REQUIREMENT: Can you retype only the lines from the one with "Output the text content of this document." through the final line of the material, exactly as given?

RECORDS PROVIDED:
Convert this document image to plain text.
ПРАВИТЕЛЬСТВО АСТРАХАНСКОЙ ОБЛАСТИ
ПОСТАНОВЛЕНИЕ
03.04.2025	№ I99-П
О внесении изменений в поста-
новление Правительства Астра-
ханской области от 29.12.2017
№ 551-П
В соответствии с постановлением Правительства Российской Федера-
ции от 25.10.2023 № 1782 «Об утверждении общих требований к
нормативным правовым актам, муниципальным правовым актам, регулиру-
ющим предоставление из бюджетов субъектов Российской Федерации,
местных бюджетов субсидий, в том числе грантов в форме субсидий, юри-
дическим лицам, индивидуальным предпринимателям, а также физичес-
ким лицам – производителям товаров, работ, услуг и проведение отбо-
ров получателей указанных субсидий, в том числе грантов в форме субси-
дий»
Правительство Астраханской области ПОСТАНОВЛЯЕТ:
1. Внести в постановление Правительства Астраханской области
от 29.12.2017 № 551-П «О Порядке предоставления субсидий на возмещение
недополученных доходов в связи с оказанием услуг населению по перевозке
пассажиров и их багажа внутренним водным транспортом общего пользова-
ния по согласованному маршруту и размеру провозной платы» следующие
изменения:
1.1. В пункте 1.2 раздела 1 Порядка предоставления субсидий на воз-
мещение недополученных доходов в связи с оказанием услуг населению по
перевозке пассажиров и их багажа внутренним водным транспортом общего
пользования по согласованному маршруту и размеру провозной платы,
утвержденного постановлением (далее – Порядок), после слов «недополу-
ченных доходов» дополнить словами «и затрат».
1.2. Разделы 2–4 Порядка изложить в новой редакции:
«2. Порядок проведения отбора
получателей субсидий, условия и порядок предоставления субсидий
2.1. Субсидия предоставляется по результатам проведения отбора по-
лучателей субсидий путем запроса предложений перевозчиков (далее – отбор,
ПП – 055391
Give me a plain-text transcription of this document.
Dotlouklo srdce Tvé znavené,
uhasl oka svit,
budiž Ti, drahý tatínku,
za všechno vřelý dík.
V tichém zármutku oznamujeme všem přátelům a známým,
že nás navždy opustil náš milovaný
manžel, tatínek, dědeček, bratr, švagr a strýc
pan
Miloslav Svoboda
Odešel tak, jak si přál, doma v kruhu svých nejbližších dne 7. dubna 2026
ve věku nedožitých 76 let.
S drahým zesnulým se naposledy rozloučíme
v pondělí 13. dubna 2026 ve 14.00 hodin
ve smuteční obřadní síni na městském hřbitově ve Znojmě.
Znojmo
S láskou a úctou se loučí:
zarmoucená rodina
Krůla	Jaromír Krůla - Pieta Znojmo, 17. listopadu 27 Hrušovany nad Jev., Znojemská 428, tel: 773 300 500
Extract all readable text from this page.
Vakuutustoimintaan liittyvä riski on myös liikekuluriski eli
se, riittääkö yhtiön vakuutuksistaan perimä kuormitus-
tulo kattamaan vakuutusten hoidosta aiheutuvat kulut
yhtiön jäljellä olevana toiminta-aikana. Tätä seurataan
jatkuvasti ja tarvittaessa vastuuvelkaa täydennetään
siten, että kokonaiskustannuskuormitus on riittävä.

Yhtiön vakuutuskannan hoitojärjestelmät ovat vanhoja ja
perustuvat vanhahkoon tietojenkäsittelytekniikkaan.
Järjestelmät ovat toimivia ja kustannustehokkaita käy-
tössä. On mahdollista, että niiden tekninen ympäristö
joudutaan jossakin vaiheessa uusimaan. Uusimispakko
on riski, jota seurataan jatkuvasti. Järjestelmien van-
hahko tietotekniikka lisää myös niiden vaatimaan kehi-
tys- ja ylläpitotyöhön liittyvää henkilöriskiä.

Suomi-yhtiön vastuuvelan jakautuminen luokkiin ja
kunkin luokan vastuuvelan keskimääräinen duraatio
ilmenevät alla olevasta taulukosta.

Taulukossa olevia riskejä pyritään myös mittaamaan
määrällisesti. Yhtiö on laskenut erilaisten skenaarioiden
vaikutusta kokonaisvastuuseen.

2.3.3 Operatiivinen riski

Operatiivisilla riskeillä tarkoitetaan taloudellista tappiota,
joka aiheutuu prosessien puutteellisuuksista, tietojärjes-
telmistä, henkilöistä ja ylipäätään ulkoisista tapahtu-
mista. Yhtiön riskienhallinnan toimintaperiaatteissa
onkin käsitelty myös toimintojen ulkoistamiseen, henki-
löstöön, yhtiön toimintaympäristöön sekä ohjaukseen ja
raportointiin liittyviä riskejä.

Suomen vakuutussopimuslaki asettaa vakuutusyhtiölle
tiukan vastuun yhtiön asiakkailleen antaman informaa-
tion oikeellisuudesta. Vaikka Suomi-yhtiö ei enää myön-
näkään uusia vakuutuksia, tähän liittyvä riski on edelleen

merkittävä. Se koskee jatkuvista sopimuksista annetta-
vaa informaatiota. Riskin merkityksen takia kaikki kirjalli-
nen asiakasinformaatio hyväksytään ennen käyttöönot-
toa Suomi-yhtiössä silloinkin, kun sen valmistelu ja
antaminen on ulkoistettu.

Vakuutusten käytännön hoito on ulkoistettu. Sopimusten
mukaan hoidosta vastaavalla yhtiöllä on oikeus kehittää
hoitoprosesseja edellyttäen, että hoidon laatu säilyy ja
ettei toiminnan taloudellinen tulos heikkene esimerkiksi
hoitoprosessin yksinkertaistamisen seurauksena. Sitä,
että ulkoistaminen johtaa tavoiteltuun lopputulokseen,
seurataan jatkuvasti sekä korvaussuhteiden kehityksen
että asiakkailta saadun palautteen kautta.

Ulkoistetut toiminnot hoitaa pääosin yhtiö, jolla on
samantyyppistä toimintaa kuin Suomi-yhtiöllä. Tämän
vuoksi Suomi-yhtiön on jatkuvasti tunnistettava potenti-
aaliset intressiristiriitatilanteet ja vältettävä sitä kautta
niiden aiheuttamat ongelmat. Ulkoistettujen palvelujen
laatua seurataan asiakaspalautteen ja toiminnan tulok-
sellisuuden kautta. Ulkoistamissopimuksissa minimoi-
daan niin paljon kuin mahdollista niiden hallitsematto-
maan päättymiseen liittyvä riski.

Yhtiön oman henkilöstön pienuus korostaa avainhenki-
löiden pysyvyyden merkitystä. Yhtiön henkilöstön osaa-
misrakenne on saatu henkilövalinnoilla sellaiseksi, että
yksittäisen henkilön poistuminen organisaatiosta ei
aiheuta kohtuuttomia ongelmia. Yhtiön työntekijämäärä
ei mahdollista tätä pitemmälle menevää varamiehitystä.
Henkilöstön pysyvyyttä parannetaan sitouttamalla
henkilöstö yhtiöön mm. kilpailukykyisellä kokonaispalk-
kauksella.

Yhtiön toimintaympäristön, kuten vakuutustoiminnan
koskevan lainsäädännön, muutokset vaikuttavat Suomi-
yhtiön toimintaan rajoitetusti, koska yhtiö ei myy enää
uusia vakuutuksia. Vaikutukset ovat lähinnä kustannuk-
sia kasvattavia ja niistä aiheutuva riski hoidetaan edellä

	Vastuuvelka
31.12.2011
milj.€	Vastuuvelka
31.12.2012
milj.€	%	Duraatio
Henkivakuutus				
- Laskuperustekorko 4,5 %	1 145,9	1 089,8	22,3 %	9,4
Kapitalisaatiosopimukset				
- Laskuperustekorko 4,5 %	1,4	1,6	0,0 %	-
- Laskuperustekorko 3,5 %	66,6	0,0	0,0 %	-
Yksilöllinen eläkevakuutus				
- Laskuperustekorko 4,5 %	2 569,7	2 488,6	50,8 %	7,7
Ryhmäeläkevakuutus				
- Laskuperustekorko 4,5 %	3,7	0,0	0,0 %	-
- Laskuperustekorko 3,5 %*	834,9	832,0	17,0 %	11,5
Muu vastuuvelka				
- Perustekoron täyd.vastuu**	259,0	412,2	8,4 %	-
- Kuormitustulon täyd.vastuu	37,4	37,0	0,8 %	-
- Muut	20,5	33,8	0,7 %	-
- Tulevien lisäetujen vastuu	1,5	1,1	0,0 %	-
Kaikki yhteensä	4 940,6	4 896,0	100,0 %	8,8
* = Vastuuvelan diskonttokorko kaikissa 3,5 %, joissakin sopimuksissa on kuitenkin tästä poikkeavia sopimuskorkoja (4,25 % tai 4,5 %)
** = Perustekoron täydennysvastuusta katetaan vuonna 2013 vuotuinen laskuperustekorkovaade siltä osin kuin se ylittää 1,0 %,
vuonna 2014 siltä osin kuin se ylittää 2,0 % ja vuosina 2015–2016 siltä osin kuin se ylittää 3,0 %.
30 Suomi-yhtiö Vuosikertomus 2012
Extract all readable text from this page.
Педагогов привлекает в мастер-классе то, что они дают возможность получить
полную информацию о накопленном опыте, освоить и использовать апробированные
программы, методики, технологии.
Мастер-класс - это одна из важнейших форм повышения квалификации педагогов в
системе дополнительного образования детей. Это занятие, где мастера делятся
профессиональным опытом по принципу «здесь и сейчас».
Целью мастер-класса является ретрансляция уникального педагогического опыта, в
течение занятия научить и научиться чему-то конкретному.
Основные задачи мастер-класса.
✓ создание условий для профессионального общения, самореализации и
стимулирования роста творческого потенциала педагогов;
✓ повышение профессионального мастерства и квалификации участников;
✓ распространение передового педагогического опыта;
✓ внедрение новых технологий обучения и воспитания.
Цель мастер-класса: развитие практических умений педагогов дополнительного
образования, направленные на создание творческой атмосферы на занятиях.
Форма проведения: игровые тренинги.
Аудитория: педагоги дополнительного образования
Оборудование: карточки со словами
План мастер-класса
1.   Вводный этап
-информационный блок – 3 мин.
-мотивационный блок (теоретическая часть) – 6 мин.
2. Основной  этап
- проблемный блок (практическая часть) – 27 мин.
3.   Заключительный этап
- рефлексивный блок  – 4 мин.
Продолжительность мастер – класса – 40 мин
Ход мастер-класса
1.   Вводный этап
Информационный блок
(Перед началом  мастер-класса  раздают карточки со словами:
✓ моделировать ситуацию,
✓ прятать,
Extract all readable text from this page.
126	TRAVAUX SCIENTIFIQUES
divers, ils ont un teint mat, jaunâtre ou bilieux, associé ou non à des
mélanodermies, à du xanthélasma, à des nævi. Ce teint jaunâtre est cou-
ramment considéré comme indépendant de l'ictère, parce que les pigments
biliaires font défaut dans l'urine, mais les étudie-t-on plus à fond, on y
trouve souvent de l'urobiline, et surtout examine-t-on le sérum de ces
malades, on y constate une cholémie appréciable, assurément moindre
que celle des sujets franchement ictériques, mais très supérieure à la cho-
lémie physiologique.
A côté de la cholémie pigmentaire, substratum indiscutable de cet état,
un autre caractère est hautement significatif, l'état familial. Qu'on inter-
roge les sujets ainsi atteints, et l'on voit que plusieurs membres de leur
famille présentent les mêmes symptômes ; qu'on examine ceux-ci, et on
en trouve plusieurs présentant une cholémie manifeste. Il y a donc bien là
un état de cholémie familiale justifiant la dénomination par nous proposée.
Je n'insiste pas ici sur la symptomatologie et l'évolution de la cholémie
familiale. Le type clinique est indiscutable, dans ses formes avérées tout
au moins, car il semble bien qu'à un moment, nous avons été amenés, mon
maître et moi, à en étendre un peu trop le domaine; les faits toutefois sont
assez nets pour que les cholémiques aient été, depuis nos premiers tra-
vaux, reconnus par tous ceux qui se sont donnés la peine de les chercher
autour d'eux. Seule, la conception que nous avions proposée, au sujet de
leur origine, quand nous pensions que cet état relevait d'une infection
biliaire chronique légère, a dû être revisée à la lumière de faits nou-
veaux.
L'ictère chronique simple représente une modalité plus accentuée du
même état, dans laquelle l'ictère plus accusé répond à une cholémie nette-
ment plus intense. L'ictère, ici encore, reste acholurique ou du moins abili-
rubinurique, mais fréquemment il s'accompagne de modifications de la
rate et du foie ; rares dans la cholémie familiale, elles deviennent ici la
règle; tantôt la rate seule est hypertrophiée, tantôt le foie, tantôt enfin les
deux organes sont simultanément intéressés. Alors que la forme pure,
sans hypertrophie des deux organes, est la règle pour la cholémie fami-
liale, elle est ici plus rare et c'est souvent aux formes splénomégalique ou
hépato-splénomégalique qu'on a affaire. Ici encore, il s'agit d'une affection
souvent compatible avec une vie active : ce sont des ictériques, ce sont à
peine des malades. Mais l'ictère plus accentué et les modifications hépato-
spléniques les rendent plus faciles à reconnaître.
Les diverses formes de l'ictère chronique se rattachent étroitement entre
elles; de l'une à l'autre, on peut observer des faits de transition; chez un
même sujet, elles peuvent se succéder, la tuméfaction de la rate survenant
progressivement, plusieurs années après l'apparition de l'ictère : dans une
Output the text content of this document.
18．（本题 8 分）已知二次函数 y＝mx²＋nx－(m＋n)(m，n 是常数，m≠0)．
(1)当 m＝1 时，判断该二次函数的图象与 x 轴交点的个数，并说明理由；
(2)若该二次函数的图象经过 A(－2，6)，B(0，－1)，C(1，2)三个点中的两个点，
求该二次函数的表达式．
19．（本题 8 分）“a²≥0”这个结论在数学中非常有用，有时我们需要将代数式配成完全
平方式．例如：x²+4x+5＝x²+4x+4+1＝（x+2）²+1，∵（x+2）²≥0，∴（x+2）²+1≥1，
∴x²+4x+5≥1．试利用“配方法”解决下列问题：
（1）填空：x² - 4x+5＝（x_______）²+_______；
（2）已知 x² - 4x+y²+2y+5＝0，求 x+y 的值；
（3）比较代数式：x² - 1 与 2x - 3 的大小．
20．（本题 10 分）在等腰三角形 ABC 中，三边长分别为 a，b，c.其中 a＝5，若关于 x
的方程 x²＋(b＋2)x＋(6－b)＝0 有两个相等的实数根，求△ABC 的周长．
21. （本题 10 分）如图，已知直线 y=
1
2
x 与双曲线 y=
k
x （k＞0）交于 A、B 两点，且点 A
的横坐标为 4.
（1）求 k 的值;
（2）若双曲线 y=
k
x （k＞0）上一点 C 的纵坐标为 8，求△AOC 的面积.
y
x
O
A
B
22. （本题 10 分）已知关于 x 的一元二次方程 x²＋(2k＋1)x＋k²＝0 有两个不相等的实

RESULT OF THE TASK:
Output the text content of this document.
18．（本题 8 分）已知二次函数 y＝mx²＋nx－(m＋n)(m，n 是常数，m≠0)．
(1)当 m＝1 时，判断该二次函数的图象与 x 轴交点的个数，并说明理由；
(2)若该二次函数的图象经过 A(－2，6)，B(0，－1)，C(1，2)三个点中的两个点，
求该二次函数的表达式．
19．（本题 8 分）“a²≥0”这个结论在数学中非常有用，有时我们需要将代数式配成完全
平方式．例如：x²+4x+5＝x²+4x+4+1＝（x+2）²+1，∵（x+2）²≥0，∴（x+2）²+1≥1，
∴x²+4x+5≥1．试利用“配方法”解决下列问题：
（1）填空：x² - 4x+5＝（x_______）²+_______；
（2）已知 x² - 4x+y²+2y+5＝0，求 x+y 的值；
（3）比较代数式：x² - 1 与 2x - 3 的大小．
20．（本题 10 分）在等腰三角形 ABC 中，三边长分别为 a，b，c.其中 a＝5，若关于 x
的方程 x²＋(b＋2)x＋(6－b)＝0 有两个相等的实数根，求△ABC 的周长．
21. （本题 10 分）如图，已知直线 y=
1
2
x 与双曲线 y=
k
x （k＞0）交于 A、B 两点，且点 A
的横坐标为 4.
（1）求 k 的值;
（2）若双曲线 y=
k
x （k＞0）上一点 C 的纵坐标为 8，求△AOC 的面积.
y
x
O
A
B
22. （本题 10 分）已知关于 x 的一元二次方程 x²＋(2k＋1)x＋k²＝0 有两个不相等的实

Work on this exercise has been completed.